From the records below, pull each line that has "Arrival".

=== Excerpted records ===

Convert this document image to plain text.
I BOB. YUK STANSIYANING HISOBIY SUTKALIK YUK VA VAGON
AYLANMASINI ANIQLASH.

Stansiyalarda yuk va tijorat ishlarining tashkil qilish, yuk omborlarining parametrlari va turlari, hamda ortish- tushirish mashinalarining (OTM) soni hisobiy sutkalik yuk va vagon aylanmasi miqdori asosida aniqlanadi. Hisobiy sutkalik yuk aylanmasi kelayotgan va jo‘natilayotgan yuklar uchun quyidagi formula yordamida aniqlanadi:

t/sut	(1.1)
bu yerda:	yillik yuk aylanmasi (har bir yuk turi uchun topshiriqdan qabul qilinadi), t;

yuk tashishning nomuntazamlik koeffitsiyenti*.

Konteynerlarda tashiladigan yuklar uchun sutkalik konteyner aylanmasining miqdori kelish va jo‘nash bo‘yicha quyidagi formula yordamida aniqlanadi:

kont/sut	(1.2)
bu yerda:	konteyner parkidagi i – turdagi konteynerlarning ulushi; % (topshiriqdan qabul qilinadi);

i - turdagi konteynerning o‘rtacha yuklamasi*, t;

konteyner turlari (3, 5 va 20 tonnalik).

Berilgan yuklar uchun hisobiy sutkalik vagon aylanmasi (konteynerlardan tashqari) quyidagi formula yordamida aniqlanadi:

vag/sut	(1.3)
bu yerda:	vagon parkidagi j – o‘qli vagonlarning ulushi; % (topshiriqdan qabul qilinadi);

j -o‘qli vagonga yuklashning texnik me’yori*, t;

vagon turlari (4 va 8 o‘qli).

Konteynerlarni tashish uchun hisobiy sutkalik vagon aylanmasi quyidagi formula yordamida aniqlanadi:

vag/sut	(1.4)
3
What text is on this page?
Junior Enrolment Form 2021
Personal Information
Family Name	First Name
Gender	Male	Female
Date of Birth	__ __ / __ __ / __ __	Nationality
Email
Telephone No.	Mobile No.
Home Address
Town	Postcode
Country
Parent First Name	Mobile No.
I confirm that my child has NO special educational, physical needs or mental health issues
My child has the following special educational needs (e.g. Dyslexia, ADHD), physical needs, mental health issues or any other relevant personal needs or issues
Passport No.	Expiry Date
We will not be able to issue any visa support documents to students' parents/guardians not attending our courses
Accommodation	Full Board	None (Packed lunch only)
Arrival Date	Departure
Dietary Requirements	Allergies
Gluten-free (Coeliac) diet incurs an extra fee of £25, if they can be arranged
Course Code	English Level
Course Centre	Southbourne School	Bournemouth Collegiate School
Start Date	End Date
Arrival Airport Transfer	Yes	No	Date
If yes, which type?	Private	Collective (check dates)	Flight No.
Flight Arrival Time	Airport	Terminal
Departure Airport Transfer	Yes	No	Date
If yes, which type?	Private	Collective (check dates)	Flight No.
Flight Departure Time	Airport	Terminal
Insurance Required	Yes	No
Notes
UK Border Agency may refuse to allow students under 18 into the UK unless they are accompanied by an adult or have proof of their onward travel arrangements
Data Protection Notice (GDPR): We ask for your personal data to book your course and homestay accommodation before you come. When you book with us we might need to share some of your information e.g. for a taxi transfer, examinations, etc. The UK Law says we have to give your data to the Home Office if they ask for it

===

Solution to the problem:
Arrival Date	Departure
Arrival Airport Transfer	Yes	No	Date
Flight Arrival Time	Airport	Terminal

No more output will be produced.